(Saved data entries)
--- begin ---
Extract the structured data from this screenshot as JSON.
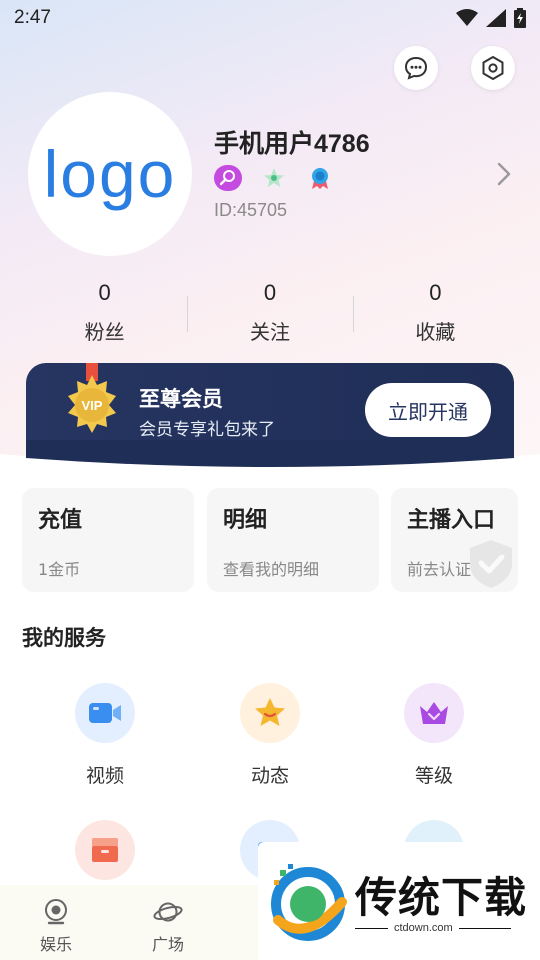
{
  "status_bar": {
    "time": "2:47"
  },
  "profile": {
    "avatar_text": "logo",
    "username": "手机用户4786",
    "user_id": "ID:45705"
  },
  "stats": [
    {
      "count": "0",
      "label": "粉丝"
    },
    {
      "count": "0",
      "label": "关注"
    },
    {
      "count": "0",
      "label": "收藏"
    }
  ],
  "vip": {
    "badge_text": "VIP",
    "title": "至尊会员",
    "subtitle": "会员专享礼包来了",
    "button": "立即开通"
  },
  "cards": [
    {
      "title": "充值",
      "subtitle": "1金币"
    },
    {
      "title": "明细",
      "subtitle": "查看我的明细"
    },
    {
      "title": "主播入口",
      "subtitle": "前去认证"
    }
  ],
  "services": {
    "title": "我的服务",
    "items": [
      {
        "label": "视频",
        "icon": "video-camera-icon",
        "color": "#3a8ef0",
        "bg": "#e3efff"
      },
      {
        "label": "动态",
        "icon": "star-face-icon",
        "color": "#f5b630",
        "bg": "#fff1de"
      },
      {
        "label": "等级",
        "icon": "crown-icon",
        "color": "#a94be2",
        "bg": "#f3e6fb"
      }
    ]
  },
  "tabbar": [
    {
      "label": "娱乐",
      "icon": "webcam-icon"
    },
    {
      "label": "广场",
      "icon": "planet-icon"
    }
  ],
  "watermark": {
    "text": "传统下载",
    "url": "ctdown.com"
  },
  "colors": {
    "vip_bg": "#263561",
    "accent_blue": "#2a7de1",
    "gold": "#f2c94c"
  }
}
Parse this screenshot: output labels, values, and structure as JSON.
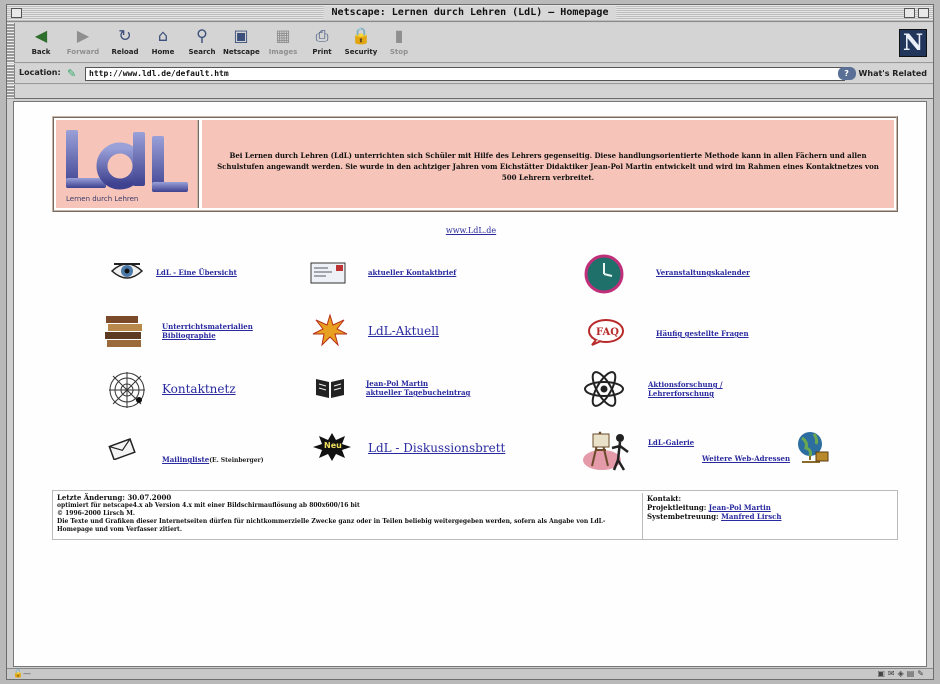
{
  "window": {
    "title": "Netscape: Lernen durch Lehren (LdL) – Homepage"
  },
  "toolbar": {
    "buttons": [
      {
        "label": "Back",
        "icon": "back-arrow-icon",
        "enabled": true
      },
      {
        "label": "Forward",
        "icon": "forward-arrow-icon",
        "enabled": false
      },
      {
        "label": "Reload",
        "icon": "reload-icon",
        "enabled": true
      },
      {
        "label": "Home",
        "icon": "home-icon",
        "enabled": true
      },
      {
        "label": "Search",
        "icon": "search-icon",
        "enabled": true
      },
      {
        "label": "Netscape",
        "icon": "netscape-icon",
        "enabled": true
      },
      {
        "label": "Images",
        "icon": "images-icon",
        "enabled": false
      },
      {
        "label": "Print",
        "icon": "print-icon",
        "enabled": true
      },
      {
        "label": "Security",
        "icon": "security-lock-icon",
        "enabled": true
      },
      {
        "label": "Stop",
        "icon": "stop-icon",
        "enabled": false
      }
    ],
    "brand_letter": "N"
  },
  "location": {
    "label": "Location:",
    "url": "http://www.ldl.de/default.htm",
    "related_label": "What's Related"
  },
  "page": {
    "logo_text": "LdL",
    "logo_caption": "Lernen durch Lehren",
    "intro": "Bei Lernen durch Lehren (LdL) unterrichten sich Schüler mit Hilfe des Lehrers gegenseitig. Diese handlungsorientierte Methode kann in allen Fächern und allen Schulstufen angewandt werden. Sie wurde in den achtziger Jahren vom Eichstätter Didaktiker Jean-Pol Martin entwickelt und wird im Rahmen eines Kontaktnetzes von 500 Lehrern verbreitet.",
    "site_link": "www.LdL.de",
    "nav": {
      "uebersicht": "LdL - Eine Übersicht",
      "kontaktbrief": "aktueller Kontaktbrief",
      "kalender": "Veranstaltungskalender",
      "materialien_1": "Unterrichtsmaterialien",
      "materialien_2": "Bibliographie",
      "aktuell": "LdL-Aktuell",
      "faq": "Häufig gestellte Fragen",
      "kontaktnetz": "Kontaktnetz",
      "tagebuch_1": "Jean-Pol Martin",
      "tagebuch_2": "aktueller Tagebucheintrag",
      "forschung_1": "Aktionsforschung /",
      "forschung_2": "Lehrerforschung",
      "mailingliste": "Mailingliste",
      "mailingliste_note": "(E. Steinberger)",
      "neu_badge": "Neu",
      "diskussion": "LdL - Diskussionsbrett",
      "galerie": "LdL-Galerie",
      "web_adressen": "Weitere Web-Adressen"
    },
    "footer": {
      "last_change": "Letzte Änderung: 30.07.2000",
      "optimized": "optimiert für netscape4.x ab Version 4.x mit einer Bildschirmauflösung ab 800x600/16 bit",
      "copyright": "© 1996-2000 Lirsch M.",
      "disclaimer": "Die Texte und Grafiken dieser Internetseiten dürfen für nichtkommerzielle Zwecke ganz oder in Teilen beliebig weitergegeben werden, sofern als Angabe von LdL-Homepage und vom Verfasser zitiert.",
      "contact_label": "Kontakt:",
      "project_label": "Projektleitung:",
      "project_name": "Jean-Pol Martin",
      "sysadmin_label": "Systembetreuung:",
      "sysadmin_name": "Manfred Lirsch"
    }
  }
}
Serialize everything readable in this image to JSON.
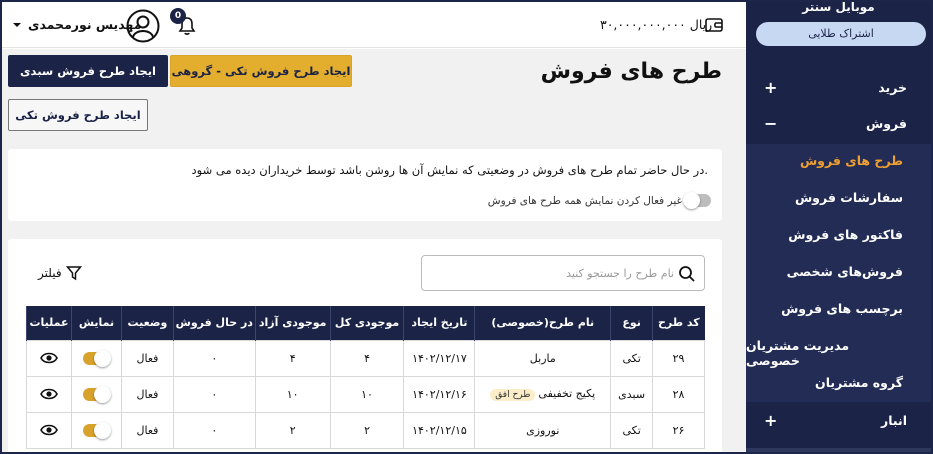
{
  "sidebar": {
    "brand": "موبایل سنتر",
    "plan": "اشتراک طلایی",
    "menu": [
      {
        "label": "خرید",
        "toggle": "+"
      },
      {
        "label": "فروش",
        "toggle": "−"
      }
    ],
    "submenu": [
      {
        "label": "طرح های فروش",
        "active": true
      },
      {
        "label": "سفارشات فروش"
      },
      {
        "label": "فاکتور های فروش"
      },
      {
        "label": "فروش‌های شخصی"
      },
      {
        "label": "برچسب های فروش"
      },
      {
        "label": "مدیریت مشتریان خصوصی"
      },
      {
        "label": "گروه مشتریان"
      }
    ],
    "bottom_menu": {
      "label": "انبار",
      "toggle": "+"
    }
  },
  "header": {
    "username": "مهدیس نورمحمدی",
    "notification_count": "0",
    "balance": "۳۰,۰۰۰,۰۰۰,۰۰۰ ریال"
  },
  "main": {
    "title": "طرح های فروش",
    "buttons": {
      "bulk": "ایجاد طرح فروش سبدی",
      "single_group": "ایجاد طرح فروش تکی - گروهی",
      "single": "ایجاد طرح فروش تکی"
    },
    "info_text": "در حال حاضر تمام طرح های فروش در وضعیتی که نمایش آن ها روشن باشد توسط خریداران دیده می شود.",
    "toggle_label": "غیر فعال کردن نمایش همه طرح های فروش",
    "search_placeholder": "نام طرح را جستجو کنید",
    "filter_label": "فیلتر"
  },
  "table": {
    "headers": [
      "کد طرح",
      "نوع",
      "نام طرح(خصوصی)",
      "تاریخ ایجاد",
      "موجودی کل",
      "موجودی آزاد",
      "در حال فروش",
      "وضعیت",
      "نمایش",
      "عملیات"
    ],
    "rows": [
      {
        "code": "۲۹",
        "type": "تکی",
        "name": "ماربل",
        "tag": "",
        "date": "۱۴۰۲/۱۲/۱۷",
        "total": "۴",
        "free": "۴",
        "selling": "۰",
        "status": "فعال"
      },
      {
        "code": "۲۸",
        "type": "سبدی",
        "name": "پکیج تخفیفی",
        "tag": "طرح افق",
        "date": "۱۴۰۲/۱۲/۱۶",
        "total": "۱۰",
        "free": "۱۰",
        "selling": "۰",
        "status": "فعال"
      },
      {
        "code": "۲۶",
        "type": "تکی",
        "name": "نوروزی",
        "tag": "",
        "date": "۱۴۰۲/۱۲/۱۵",
        "total": "۲",
        "free": "۲",
        "selling": "۰",
        "status": "فعال"
      }
    ]
  },
  "colors": {
    "navy": "#1b2347",
    "gold": "#e3ad2e",
    "active_menu": "#f0a030",
    "plan_pill": "#c7d8f3"
  },
  "icons": [
    "user-avatar-icon",
    "bell-icon",
    "chevron-down-icon",
    "wallet-icon",
    "search-icon",
    "filter-icon",
    "eye-icon"
  ]
}
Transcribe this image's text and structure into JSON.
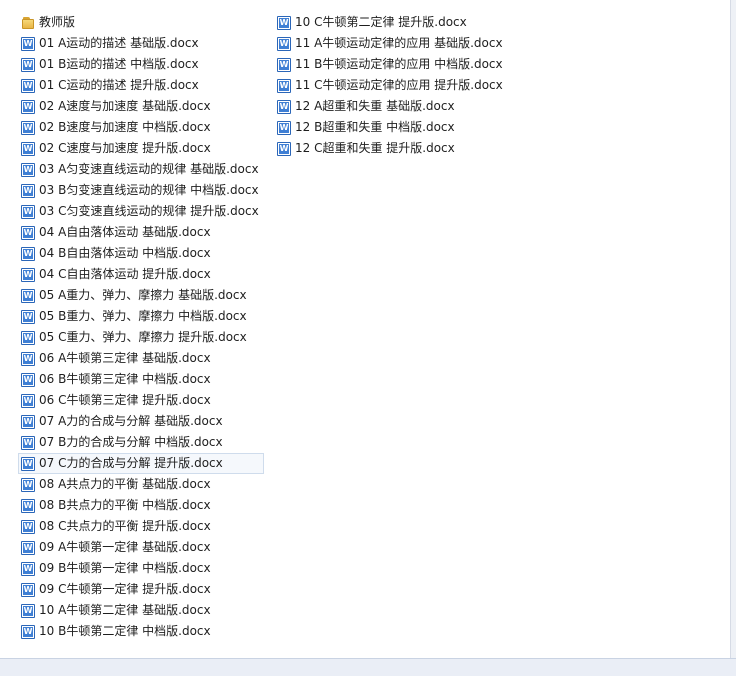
{
  "pane": {
    "col1": [
      {
        "label": "教师版",
        "type": "folder"
      },
      {
        "label": "01 A运动的描述 基础版.docx",
        "type": "doc"
      },
      {
        "label": "01 B运动的描述 中档版.docx",
        "type": "doc"
      },
      {
        "label": "01 C运动的描述 提升版.docx",
        "type": "doc"
      },
      {
        "label": "02 A速度与加速度 基础版.docx",
        "type": "doc"
      },
      {
        "label": "02 B速度与加速度 中档版.docx",
        "type": "doc"
      },
      {
        "label": "02 C速度与加速度 提升版.docx",
        "type": "doc"
      },
      {
        "label": "03 A匀变速直线运动的规律 基础版.docx",
        "type": "doc"
      },
      {
        "label": "03 B匀变速直线运动的规律 中档版.docx",
        "type": "doc"
      },
      {
        "label": "03 C匀变速直线运动的规律 提升版.docx",
        "type": "doc"
      },
      {
        "label": "04 A自由落体运动 基础版.docx",
        "type": "doc"
      },
      {
        "label": "04 B自由落体运动 中档版.docx",
        "type": "doc"
      },
      {
        "label": "04 C自由落体运动 提升版.docx",
        "type": "doc"
      },
      {
        "label": "05 A重力、弹力、摩擦力 基础版.docx",
        "type": "doc"
      },
      {
        "label": "05 B重力、弹力、摩擦力 中档版.docx",
        "type": "doc"
      },
      {
        "label": "05 C重力、弹力、摩擦力 提升版.docx",
        "type": "doc"
      },
      {
        "label": "06 A牛顿第三定律 基础版.docx",
        "type": "doc"
      },
      {
        "label": "06 B牛顿第三定律 中档版.docx",
        "type": "doc"
      },
      {
        "label": "06 C牛顿第三定律 提升版.docx",
        "type": "doc"
      },
      {
        "label": "07 A力的合成与分解 基础版.docx",
        "type": "doc"
      },
      {
        "label": "07 B力的合成与分解 中档版.docx",
        "type": "doc"
      },
      {
        "label": "07 C力的合成与分解 提升版.docx",
        "type": "doc",
        "selected": true
      },
      {
        "label": "08 A共点力的平衡 基础版.docx",
        "type": "doc"
      },
      {
        "label": "08 B共点力的平衡 中档版.docx",
        "type": "doc"
      },
      {
        "label": "08 C共点力的平衡 提升版.docx",
        "type": "doc"
      },
      {
        "label": "09 A牛顿第一定律 基础版.docx",
        "type": "doc"
      },
      {
        "label": "09 B牛顿第一定律 中档版.docx",
        "type": "doc"
      },
      {
        "label": "09 C牛顿第一定律 提升版.docx",
        "type": "doc"
      },
      {
        "label": "10 A牛顿第二定律 基础版.docx",
        "type": "doc"
      },
      {
        "label": "10 B牛顿第二定律 中档版.docx",
        "type": "doc"
      }
    ],
    "col2": [
      {
        "label": "10 C牛顿第二定律 提升版.docx",
        "type": "doc"
      },
      {
        "label": "11 A牛顿运动定律的应用 基础版.docx",
        "type": "doc"
      },
      {
        "label": "11 B牛顿运动定律的应用 中档版.docx",
        "type": "doc"
      },
      {
        "label": "11 C牛顿运动定律的应用 提升版.docx",
        "type": "doc"
      },
      {
        "label": "12 A超重和失重 基础版.docx",
        "type": "doc"
      },
      {
        "label": "12 B超重和失重 中档版.docx",
        "type": "doc"
      },
      {
        "label": "12 C超重和失重 提升版.docx",
        "type": "doc"
      }
    ]
  }
}
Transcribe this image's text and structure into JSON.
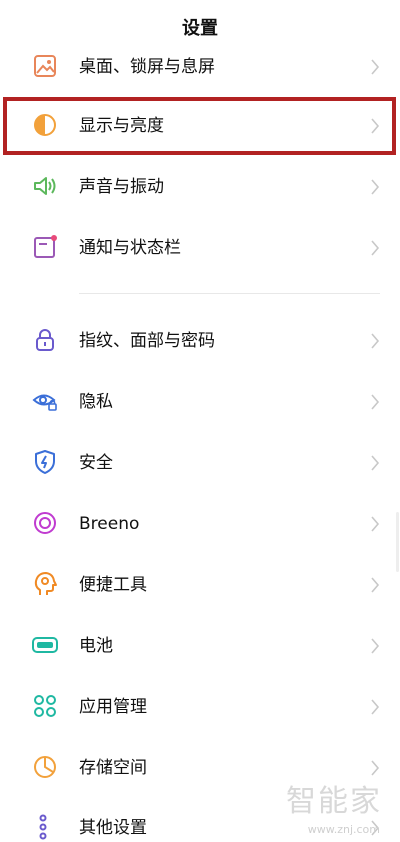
{
  "header": {
    "title": "设置"
  },
  "items": [
    {
      "label": "桌面、锁屏与息屏",
      "icon": "wallpaper-icon"
    },
    {
      "label": "显示与亮度",
      "icon": "brightness-icon"
    },
    {
      "label": "声音与振动",
      "icon": "speaker-icon"
    },
    {
      "label": "通知与状态栏",
      "icon": "notification-icon"
    },
    {
      "label": "指纹、面部与密码",
      "icon": "lock-icon"
    },
    {
      "label": "隐私",
      "icon": "eye-lock-icon"
    },
    {
      "label": "安全",
      "icon": "shield-icon"
    },
    {
      "label": "Breeno",
      "icon": "breeno-icon"
    },
    {
      "label": "便捷工具",
      "icon": "head-gear-icon"
    },
    {
      "label": "电池",
      "icon": "battery-icon"
    },
    {
      "label": "应用管理",
      "icon": "apps-icon"
    },
    {
      "label": "存储空间",
      "icon": "storage-pie-icon"
    },
    {
      "label": "其他设置",
      "icon": "more-settings-icon"
    }
  ],
  "watermark": {
    "main": "智能家",
    "sub": "www.znj.com"
  },
  "colors": {
    "highlight_border": "#b22222",
    "wallpaper": "#e8865a",
    "brightness": "#f2a13b",
    "sound": "#5cb85c",
    "notification": "#9b59b6",
    "lock": "#6a5acd",
    "privacy": "#3b6fd8",
    "security": "#3b6fd8",
    "breeno": "#c03bd0",
    "tools": "#f08a24",
    "battery": "#1fb8a2",
    "apps": "#1fb8a2",
    "storage": "#f2a13b",
    "more": "#6a5acd"
  }
}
--- end ---
• _Problem description_
Look through the data above. Each line containing the word "مشتریان" needs to be copied.

• _Response to the exercise_
        "label": "مدیریت مشتریان خصوصی"
        "label": "گروه مشتریان"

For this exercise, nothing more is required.